Your copy of the material must match it exactly, except that pictures are dropped.

++++ EXCERPTED DATA ++++

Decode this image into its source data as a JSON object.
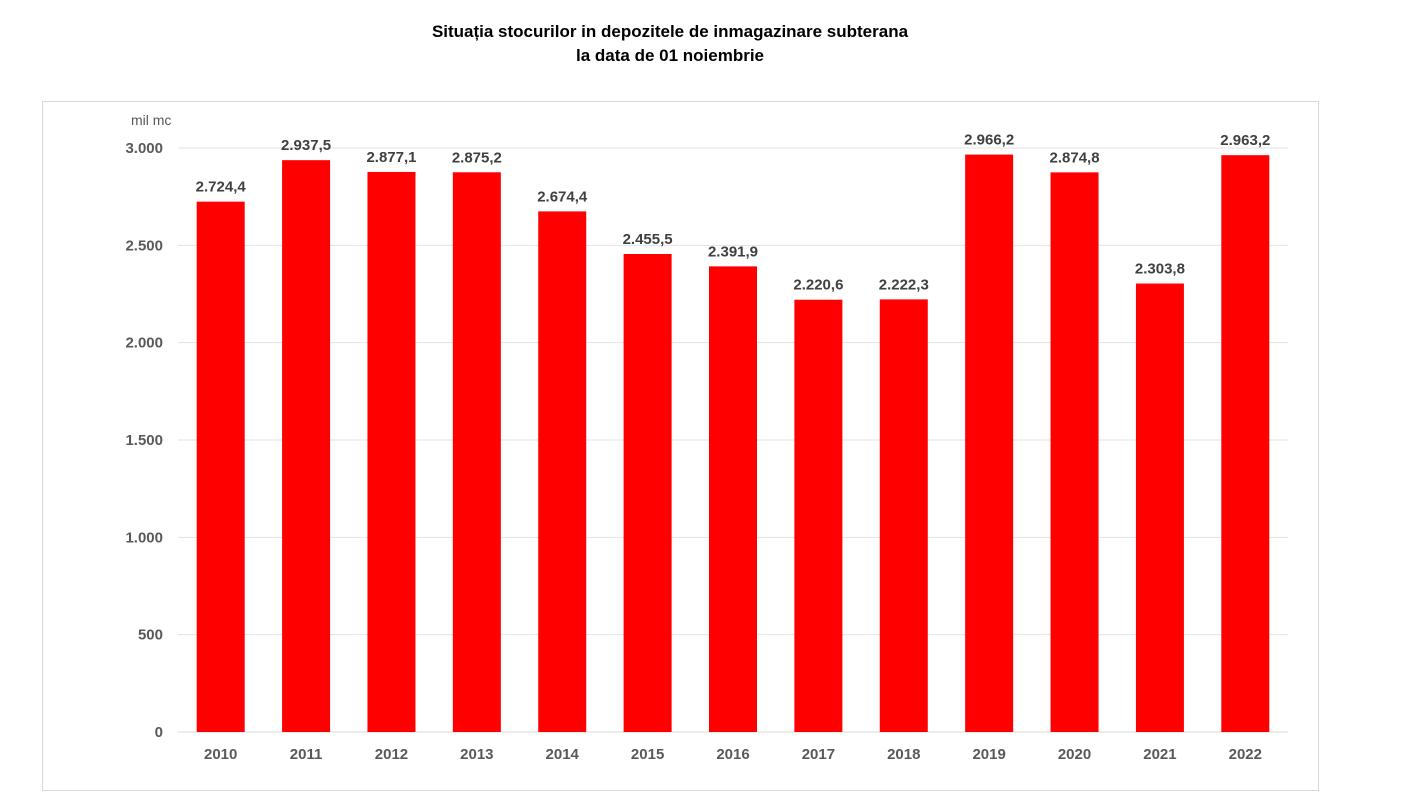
{
  "chart_data": {
    "type": "bar",
    "title": "Situația stocurilor in depozitele de inmagazinare subterana",
    "subtitle": "la data de 01 noiembrie",
    "ylabel": "mil mc",
    "xlabel": "",
    "categories": [
      "2010",
      "2011",
      "2012",
      "2013",
      "2014",
      "2015",
      "2016",
      "2017",
      "2018",
      "2019",
      "2020",
      "2021",
      "2022"
    ],
    "values": [
      2724.4,
      2937.5,
      2877.1,
      2875.2,
      2674.4,
      2455.5,
      2391.9,
      2220.6,
      2222.3,
      2966.2,
      2874.8,
      2303.8,
      2963.2
    ],
    "data_labels": [
      "2.724,4",
      "2.937,5",
      "2.877,1",
      "2.875,2",
      "2.674,4",
      "2.455,5",
      "2.391,9",
      "2.220,6",
      "2.222,3",
      "2.966,2",
      "2.874,8",
      "2.303,8",
      "2.963,2"
    ],
    "ylim": [
      0,
      3000
    ],
    "yticks": [
      0,
      500,
      1000,
      1500,
      2000,
      2500,
      3000
    ],
    "ytick_labels": [
      "0",
      "500",
      "1.000",
      "1.500",
      "2.000",
      "2.500",
      "3.000"
    ],
    "bar_color": "#ff0000",
    "grid": true,
    "legend": "none"
  }
}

++++

### WRITTEN SOLUTION:
Decode this image into its source data as a JSON object.
{
  "chart_data": {
    "type": "bar",
    "title": "Situația stocurilor in depozitele de inmagazinare subterana",
    "subtitle": "la data de 01 noiembrie",
    "ylabel": "mil mc",
    "xlabel": "",
    "categories": [
      "2010",
      "2011",
      "2012",
      "2013",
      "2014",
      "2015",
      "2016",
      "2017",
      "2018",
      "2019",
      "2020",
      "2021",
      "2022"
    ],
    "values": [
      2724.4,
      2937.5,
      2877.1,
      2875.2,
      2674.4,
      2455.5,
      2391.9,
      2220.6,
      2222.3,
      2966.2,
      2874.8,
      2303.8,
      2963.2
    ],
    "data_labels": [
      "2.724,4",
      "2.937,5",
      "2.877,1",
      "2.875,2",
      "2.674,4",
      "2.455,5",
      "2.391,9",
      "2.220,6",
      "2.222,3",
      "2.966,2",
      "2.874,8",
      "2.303,8",
      "2.963,2"
    ],
    "ylim": [
      0,
      3000
    ],
    "yticks": [
      0,
      500,
      1000,
      1500,
      2000,
      2500,
      3000
    ],
    "ytick_labels": [
      "0",
      "500",
      "1.000",
      "1.500",
      "2.000",
      "2.500",
      "3.000"
    ],
    "bar_color": "#ff0000",
    "grid": true,
    "legend": "none"
  }
}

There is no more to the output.